Type every record exactly as it appears.

-- START OF DATA SHOWN --

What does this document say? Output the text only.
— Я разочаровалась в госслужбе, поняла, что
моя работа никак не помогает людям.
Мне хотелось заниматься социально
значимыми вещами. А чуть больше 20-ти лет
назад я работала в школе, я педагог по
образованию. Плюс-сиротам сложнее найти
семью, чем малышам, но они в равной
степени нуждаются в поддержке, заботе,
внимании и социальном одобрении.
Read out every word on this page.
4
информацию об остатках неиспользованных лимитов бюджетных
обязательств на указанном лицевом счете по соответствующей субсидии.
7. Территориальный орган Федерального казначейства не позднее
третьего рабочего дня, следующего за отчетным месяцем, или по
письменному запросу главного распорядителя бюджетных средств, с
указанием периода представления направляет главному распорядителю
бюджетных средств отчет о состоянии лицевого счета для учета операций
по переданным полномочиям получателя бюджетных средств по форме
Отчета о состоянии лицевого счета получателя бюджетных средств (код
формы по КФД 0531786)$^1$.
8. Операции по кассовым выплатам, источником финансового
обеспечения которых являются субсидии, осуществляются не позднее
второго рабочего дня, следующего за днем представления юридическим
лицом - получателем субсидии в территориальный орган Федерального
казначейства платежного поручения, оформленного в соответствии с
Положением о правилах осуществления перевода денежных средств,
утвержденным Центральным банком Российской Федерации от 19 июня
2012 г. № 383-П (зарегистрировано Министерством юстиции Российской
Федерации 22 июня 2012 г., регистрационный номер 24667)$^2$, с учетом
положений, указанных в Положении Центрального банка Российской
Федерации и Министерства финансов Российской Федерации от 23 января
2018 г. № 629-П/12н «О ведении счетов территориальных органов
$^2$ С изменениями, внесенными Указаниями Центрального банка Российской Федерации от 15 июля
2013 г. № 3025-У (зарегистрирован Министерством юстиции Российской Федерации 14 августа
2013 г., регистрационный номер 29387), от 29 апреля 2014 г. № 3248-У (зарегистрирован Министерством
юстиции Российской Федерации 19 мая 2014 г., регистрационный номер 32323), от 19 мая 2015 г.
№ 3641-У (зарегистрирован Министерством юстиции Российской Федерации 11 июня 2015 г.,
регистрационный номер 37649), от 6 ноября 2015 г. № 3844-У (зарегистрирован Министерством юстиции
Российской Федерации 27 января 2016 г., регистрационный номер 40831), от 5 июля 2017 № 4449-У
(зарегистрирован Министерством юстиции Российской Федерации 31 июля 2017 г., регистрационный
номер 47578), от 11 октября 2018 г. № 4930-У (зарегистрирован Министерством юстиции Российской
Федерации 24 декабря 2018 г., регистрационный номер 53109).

-- END OF DATA SHOWN --

COMPLETED TASK:
What does this document say? Output the text only.
— Я разочаровалась в госслужбе, поняла, что
моя работа никак не помогает людям.
Мне хотелось заниматься социально
значимыми вещами. А чуть больше 20-ти лет
назад я работала в школе, я педагог по
образованию. Плюс-сиротам сложнее найти
семью, чем малышам, но они в равной
степени нуждаются в поддержке, заботе,
внимании и социальном одобрении.
Read out every word on this page.
4
информацию об остатках неиспользованных лимитов бюджетных
обязательств на указанном лицевом счете по соответствующей субсидии.
7. Территориальный орган Федерального казначейства не позднее
третьего рабочего дня, следующего за отчетным месяцем, или по
письменному запросу главного распорядителя бюджетных средств, с
указанием периода представления направляет главному распорядителю
бюджетных средств отчет о состоянии лицевого счета для учета операций
по переданным полномочиям получателя бюджетных средств по форме
Отчета о состоянии лицевого счета получателя бюджетных средств (код
формы по КФД 0531786)$^1$.
8. Операции по кассовым выплатам, источником финансового
обеспечения которых являются субсидии, осуществляются не позднее
второго рабочего дня, следующего за днем представления юридическим
лицом - получателем субсидии в территориальный орган Федерального
казначейства платежного поручения, оформленного в соответствии с
Положением о правилах осуществления перевода денежных средств,
утвержденным Центральным банком Российской Федерации от 19 июня
2012 г. № 383-П (зарегистрировано Министерством юстиции Российской
Федерации 22 июня 2012 г., регистрационный номер 24667)$^2$, с учетом
положений, указанных в Положении Центрального банка Российской
Федерации и Министерства финансов Российской Федерации от 23 января
2018 г. № 629-П/12н «О ведении счетов территориальных органов
$^2$ С изменениями, внесенными Указаниями Центрального банка Российской Федерации от 15 июля
2013 г. № 3025-У (зарегистрирован Министерством юстиции Российской Федерации 14 августа
2013 г., регистрационный номер 29387), от 29 апреля 2014 г. № 3248-У (зарегистрирован Министерством
юстиции Российской Федерации 19 мая 2014 г., регистрационный номер 32323), от 19 мая 2015 г.
№ 3641-У (зарегистрирован Министерством юстиции Российской Федерации 11 июня 2015 г.,
регистрационный номер 37649), от 6 ноября 2015 г. № 3844-У (зарегистрирован Министерством юстиции
Российской Федерации 27 января 2016 г., регистрационный номер 40831), от 5 июля 2017 № 4449-У
(зарегистрирован Министерством юстиции Российской Федерации 31 июля 2017 г., регистрационный
номер 47578), от 11 октября 2018 г. № 4930-У (зарегистрирован Министерством юстиции Российской
Федерации 24 декабря 2018 г., регистрационный номер 53109).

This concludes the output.